> **THE REQUEST**:
Among the records below, find each line that includes the string "Calculate" and copy it.

> **LISTED ENTRIES**:
::::::::::
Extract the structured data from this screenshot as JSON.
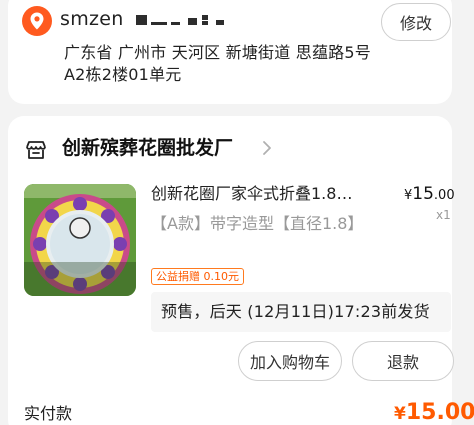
{
  "address_card": {
    "recipient_name": "smzen",
    "edit_label": "修改",
    "address_text": "广东省 广州市 天河区 新塘街道 思蕴路5号A2栋2楼01单元"
  },
  "order": {
    "shop_name": "创新殡葬花圈批发厂",
    "product": {
      "title": "创新花圈厂家伞式折叠1.8…",
      "spec": "【A款】带字造型【直径1.8】",
      "price_currency": "¥",
      "price_int": "15",
      "price_dec": ".00",
      "quantity": "x1",
      "image_caption": "一路走好",
      "charity_badge": "公益捐赠 0.10元",
      "presale_text": "预售，后天 (12月11日)17:23前发货"
    },
    "actions": {
      "add_to_cart": "加入购物车",
      "refund": "退款"
    },
    "paid": {
      "label": "实付款",
      "currency": "¥",
      "amount": "15.00"
    }
  },
  "colors": {
    "accent": "#ff5a00",
    "location_icon_bg": "#ff5a1f",
    "background": "#f3f3f3"
  }
}
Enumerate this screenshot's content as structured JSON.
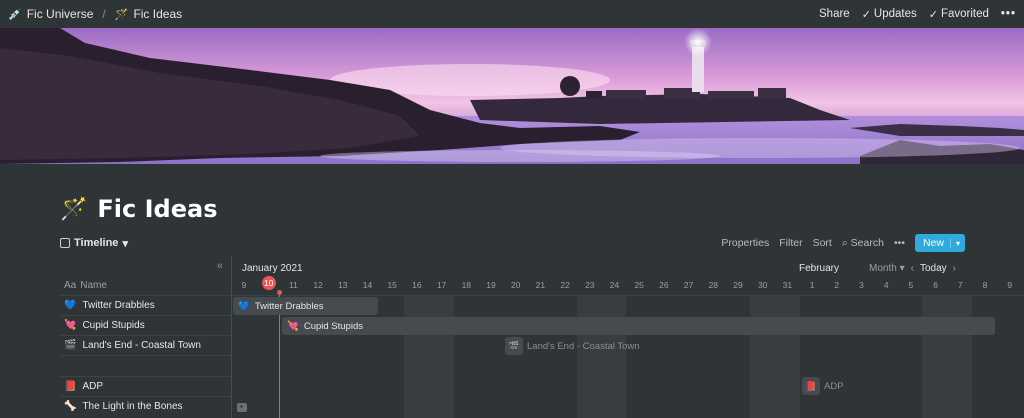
{
  "breadcrumb": [
    {
      "icon": "💉",
      "label": "Fic Universe"
    },
    {
      "icon": "🪄",
      "label": "Fic Ideas"
    }
  ],
  "breadcrumb_sep": "/",
  "top_actions": {
    "share": "Share",
    "updates": "Updates",
    "favorited": "Favorited",
    "more": "•••"
  },
  "page": {
    "icon": "🪄",
    "title": "Fic Ideas"
  },
  "view": {
    "name": "Timeline",
    "caret": "▾"
  },
  "toolbar": {
    "properties": "Properties",
    "filter": "Filter",
    "sort": "Sort",
    "search": "Search",
    "more": "•••",
    "new": "New",
    "new_caret": "▾"
  },
  "timeline": {
    "collapse": "«",
    "name_header": "Name",
    "name_icon": "Aa",
    "months": [
      "January 2021",
      "February"
    ],
    "range": {
      "label": "Month",
      "caret": "▾",
      "prev": "‹",
      "today": "Today",
      "next": "›"
    },
    "days": [
      "9",
      "10",
      "11",
      "12",
      "13",
      "14",
      "15",
      "16",
      "17",
      "18",
      "19",
      "20",
      "21",
      "22",
      "23",
      "24",
      "25",
      "26",
      "27",
      "28",
      "29",
      "30",
      "31",
      "1",
      "2",
      "3",
      "4",
      "5",
      "6",
      "7",
      "8",
      "9"
    ],
    "today_day": "10",
    "rows": [
      {
        "icon": "💙",
        "name": "Twitter Drabbles"
      },
      {
        "icon": "💘",
        "name": "Cupid Stupids"
      },
      {
        "icon": "🎬",
        "name": "Land's End - Coastal Town"
      },
      {
        "icon": "",
        "name": ""
      },
      {
        "icon": "📕",
        "name": "ADP"
      },
      {
        "icon": "🦴",
        "name": "The Light in the Bones"
      }
    ],
    "bars": [
      {
        "icon": "💙",
        "label": "Twitter Drabbles"
      },
      {
        "icon": "💘",
        "label": "Cupid Stupids"
      }
    ],
    "ghosts": [
      {
        "icon": "🎬",
        "label": "Land's End - Coastal Town"
      },
      {
        "icon": "📕",
        "label": "ADP"
      }
    ]
  },
  "colors": {
    "background": "#2f3437",
    "accent": "#2eaadc",
    "today": "#eb5757",
    "bar": "#454b4e"
  }
}
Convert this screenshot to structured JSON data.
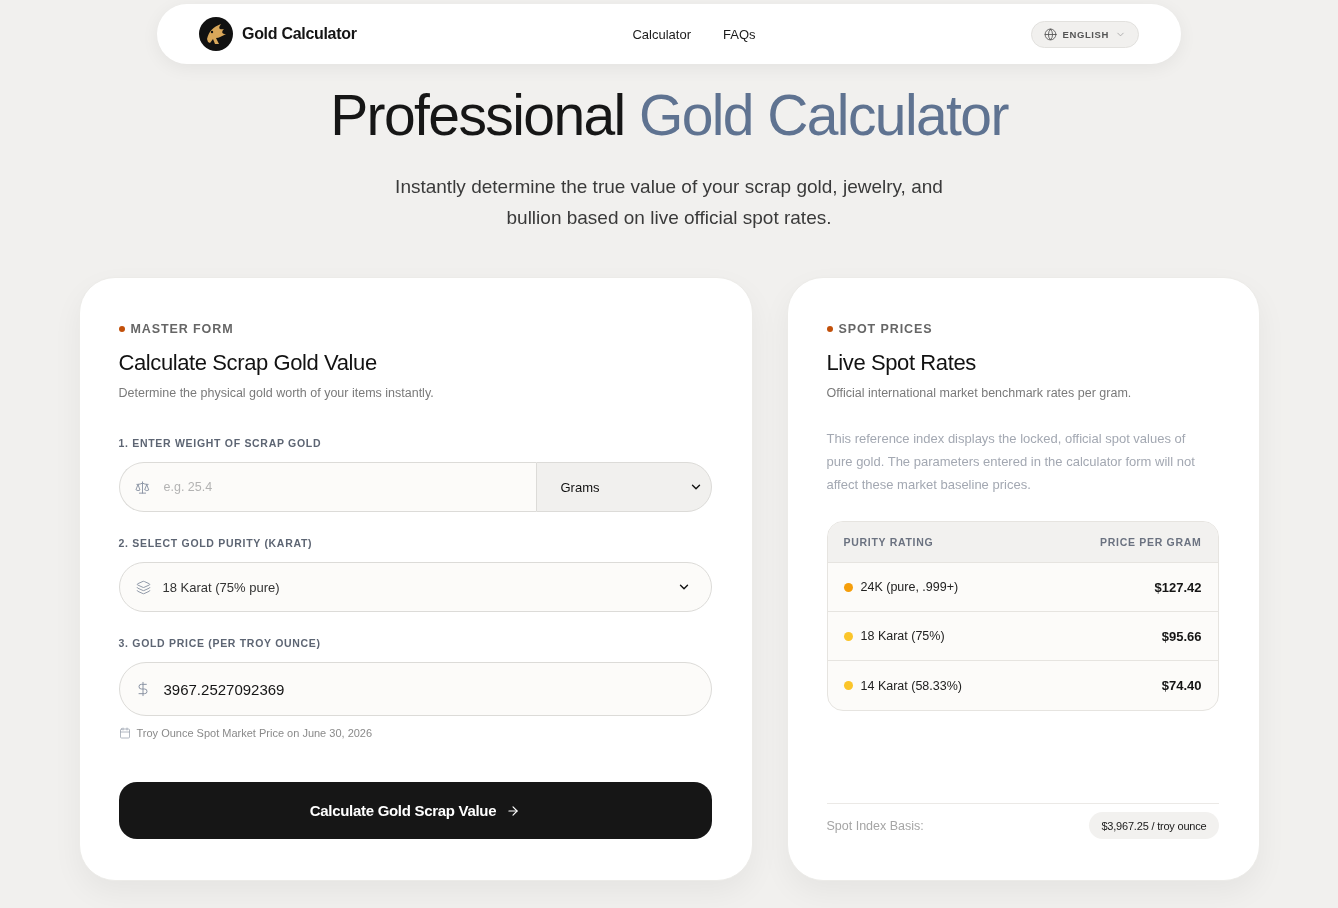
{
  "header": {
    "brand": "Gold Calculator",
    "nav": [
      {
        "label": "Calculator"
      },
      {
        "label": "FAQs"
      }
    ],
    "language": "ENGLISH"
  },
  "hero": {
    "title": "Professional",
    "title_accent": "Gold Calculator",
    "subtitle": "Instantly determine the true value of your scrap gold, jewelry, and bullion based on live official spot rates."
  },
  "calculator": {
    "eyebrow": "MASTER FORM",
    "title": "Calculate Scrap Gold Value",
    "description": "Determine the physical gold worth of your items instantly.",
    "weight": {
      "label": "1. ENTER WEIGHT OF SCRAP GOLD",
      "placeholder": "e.g. 25.4",
      "unit": "Grams"
    },
    "purity": {
      "label": "2. SELECT GOLD PURITY (KARAT)",
      "value": "18 Karat (75% pure)"
    },
    "price": {
      "label": "3. GOLD PRICE (PER TROY OUNCE)",
      "value": "3967.2527092369",
      "hint": "Troy Ounce Spot Market Price on June 30, 2026"
    },
    "button": "Calculate Gold Scrap Value"
  },
  "spot_prices": {
    "eyebrow": "SPOT PRICES",
    "title": "Live Spot Rates",
    "description": "Official international market benchmark rates per gram.",
    "note": "This reference index displays the locked, official spot values of pure gold. The parameters entered in the calculator form will not affect these market baseline prices.",
    "table": {
      "columns": [
        "PURITY RATING",
        "PRICE PER GRAM"
      ],
      "rows": [
        {
          "purity": "24K (pure, .999+)",
          "price": "$127.42",
          "color": "#f59e0b"
        },
        {
          "purity": "18 Karat (75%)",
          "price": "$95.66",
          "color": "#fbc52a"
        },
        {
          "purity": "14 Karat (58.33%)",
          "price": "$74.40",
          "color": "#fbc52a"
        }
      ]
    },
    "footer": {
      "label": "Spot Index Basis:",
      "value": "$3,967.25 / troy ounce"
    }
  }
}
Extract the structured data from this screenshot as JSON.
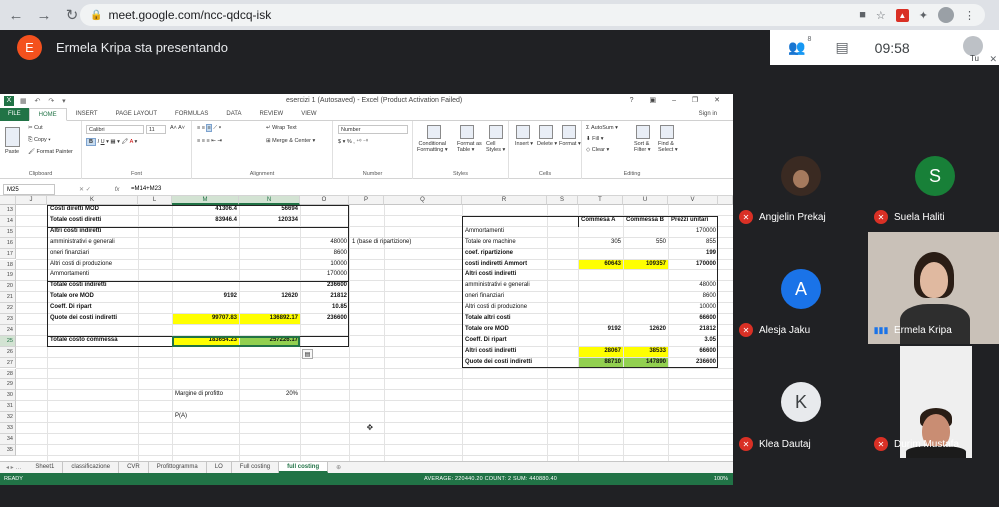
{
  "browser": {
    "url": "meet.google.com/ncc-qdcq-isk"
  },
  "meet": {
    "presenter_initial": "E",
    "presenter_text": "Ermela Kripa sta presentando",
    "participants_count": "8",
    "time": "09:58",
    "you_label": "Tu",
    "participants": [
      {
        "name": "Angjelin Prekaj",
        "type": "photo"
      },
      {
        "name": "Suela Haliti",
        "initial": "S",
        "color": "#188038"
      },
      {
        "name": "Alesja Jaku",
        "initial": "A",
        "color": "#1a73e8"
      },
      {
        "name": "Ermela Kripa",
        "type": "video"
      },
      {
        "name": "Klea Dautaj",
        "initial": "K",
        "color": "#e8eaed"
      },
      {
        "name": "Durim Mustafa",
        "type": "video"
      }
    ]
  },
  "excel": {
    "window_title": "esercizi 1 (Autosaved) - Excel (Product Activation Failed)",
    "window_controls": "? ▣ – ❐ ✕",
    "tabs": [
      "FILE",
      "HOME",
      "INSERT",
      "PAGE LAYOUT",
      "FORMULAS",
      "DATA",
      "REVIEW",
      "VIEW"
    ],
    "sign_in": "Sign in",
    "ribbon": {
      "cut": "Cut",
      "copy": "Copy",
      "format_painter": "Format Painter",
      "paste": "Paste",
      "clipboard": "Clipboard",
      "font_name": "Calibri",
      "font_size": "11",
      "font": "Font",
      "wrap_text": "Wrap Text",
      "merge_center": "Merge & Center",
      "alignment": "Alignment",
      "number_format": "Number",
      "number": "Number",
      "conditional": "Conditional Formatting",
      "format_as_table": "Format as Table",
      "cell_styles": "Cell Styles",
      "styles": "Styles",
      "insert": "Insert",
      "delete": "Delete",
      "format": "Format",
      "cells": "Cells",
      "autosum": "AutoSum",
      "fill": "Fill",
      "clear": "Clear",
      "sort_filter": "Sort & Filter",
      "find_select": "Find & Select",
      "editing": "Editing",
      "fmt_cond_l1": "Conditional",
      "fmt_cond_l2": "Formatting ▾",
      "fmt_table_l1": "Format as",
      "fmt_table_l2": "Table ▾",
      "cell_styles_l1": "Cell",
      "cell_styles_l2": "Styles ▾",
      "sort_l1": "Sort &",
      "sort_l2": "Filter ▾",
      "find_l1": "Find &",
      "find_l2": "Select ▾"
    },
    "name_box": "M25",
    "formula": "=M14+M23",
    "columns": [
      "J",
      "K",
      "L",
      "M",
      "N",
      "O",
      "P",
      "Q",
      "R",
      "S",
      "T",
      "U",
      "V"
    ],
    "rows": [
      "13",
      "14",
      "15",
      "16",
      "17",
      "18",
      "19",
      "20",
      "21",
      "22",
      "23",
      "24",
      "25",
      "26",
      "27",
      "28",
      "29",
      "30",
      "31",
      "32",
      "33",
      "34",
      "35"
    ],
    "left_table": {
      "r13": {
        "label": "Costi diretti MOD",
        "m": "41306.4",
        "n": "56694"
      },
      "r14": {
        "label": "Totale costi diretti",
        "m": "83946.4",
        "n": "120334"
      },
      "r15": {
        "label": "Altri costi indiretti"
      },
      "r16": {
        "label": "amministrativi e generali",
        "o": "48000",
        "p": "1 (base di ripartizione)"
      },
      "r17": {
        "label": "oneri finanziari",
        "o": "8600"
      },
      "r18": {
        "label": "Altri costi di produzione",
        "o": "10000"
      },
      "r19": {
        "label": "Ammortamenti",
        "o": "170000"
      },
      "r20": {
        "label": "Totale costi indiretti",
        "o": "236600"
      },
      "r21": {
        "label": "Totale ore MOD",
        "m": "9192",
        "n": "12620",
        "o": "21812"
      },
      "r22": {
        "label": "Coeff. Di ripart",
        "o": "10.85"
      },
      "r23": {
        "label": "Quote dei costi indiretti",
        "m": "99707.83",
        "n": "136892.17",
        "o": "236600"
      },
      "r25": {
        "label": "Totale costo commessa",
        "m": "183654.23",
        "n": "257226.17"
      },
      "r30": {
        "label": "Margine di profitto",
        "n": "20%"
      },
      "r32": {
        "label": "P(A)"
      }
    },
    "right_table": {
      "headers": {
        "t": "Commesa A",
        "u": "Commessa B",
        "v": "Prezzi unitari"
      },
      "r15": {
        "label": "Ammortamenti",
        "v": "170000"
      },
      "r16": {
        "label": "Totale ore machine",
        "t": "305",
        "u": "550",
        "v": "855"
      },
      "r17": {
        "label": "coef. ripartizione",
        "v": "199"
      },
      "r18": {
        "label": "costi indiretti Ammort",
        "t": "60643",
        "u": "109357",
        "v": "170000"
      },
      "r19": {
        "label": "Altri costi indiretti"
      },
      "r20": {
        "label": "amministrativi e generali",
        "v": "48000"
      },
      "r21": {
        "label": "oneri finanziari",
        "v": "8600"
      },
      "r22": {
        "label": "Altri costi di produzione",
        "v": "10000"
      },
      "r23": {
        "label": "Totale altri costi",
        "v": "66600"
      },
      "r24": {
        "label": "Totale ore MOD",
        "t": "9192",
        "u": "12620",
        "v": "21812"
      },
      "r25": {
        "label": "Coeff. Di ripart",
        "v": "3.05"
      },
      "r26": {
        "label": "Altri costi indiretti",
        "t": "28067",
        "u": "38533",
        "v": "66600"
      },
      "r27": {
        "label": "Quote dei costi indiretti",
        "t": "88710",
        "u": "147890",
        "v": "236600"
      }
    },
    "sheets": [
      "Sheet1",
      "classificazione",
      "CVR",
      "Profittogramma",
      "LO",
      "Full costing",
      "full costing"
    ],
    "status": {
      "ready": "READY",
      "stats": "AVERAGE: 220440.20     COUNT: 2     SUM: 440880.40",
      "zoom": "100%"
    }
  }
}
::::::::::
> **FULL SOLUTION**:
    "title": "Calculate Scrap Gold Value",
    "button": "Calculate Gold Scrap Value"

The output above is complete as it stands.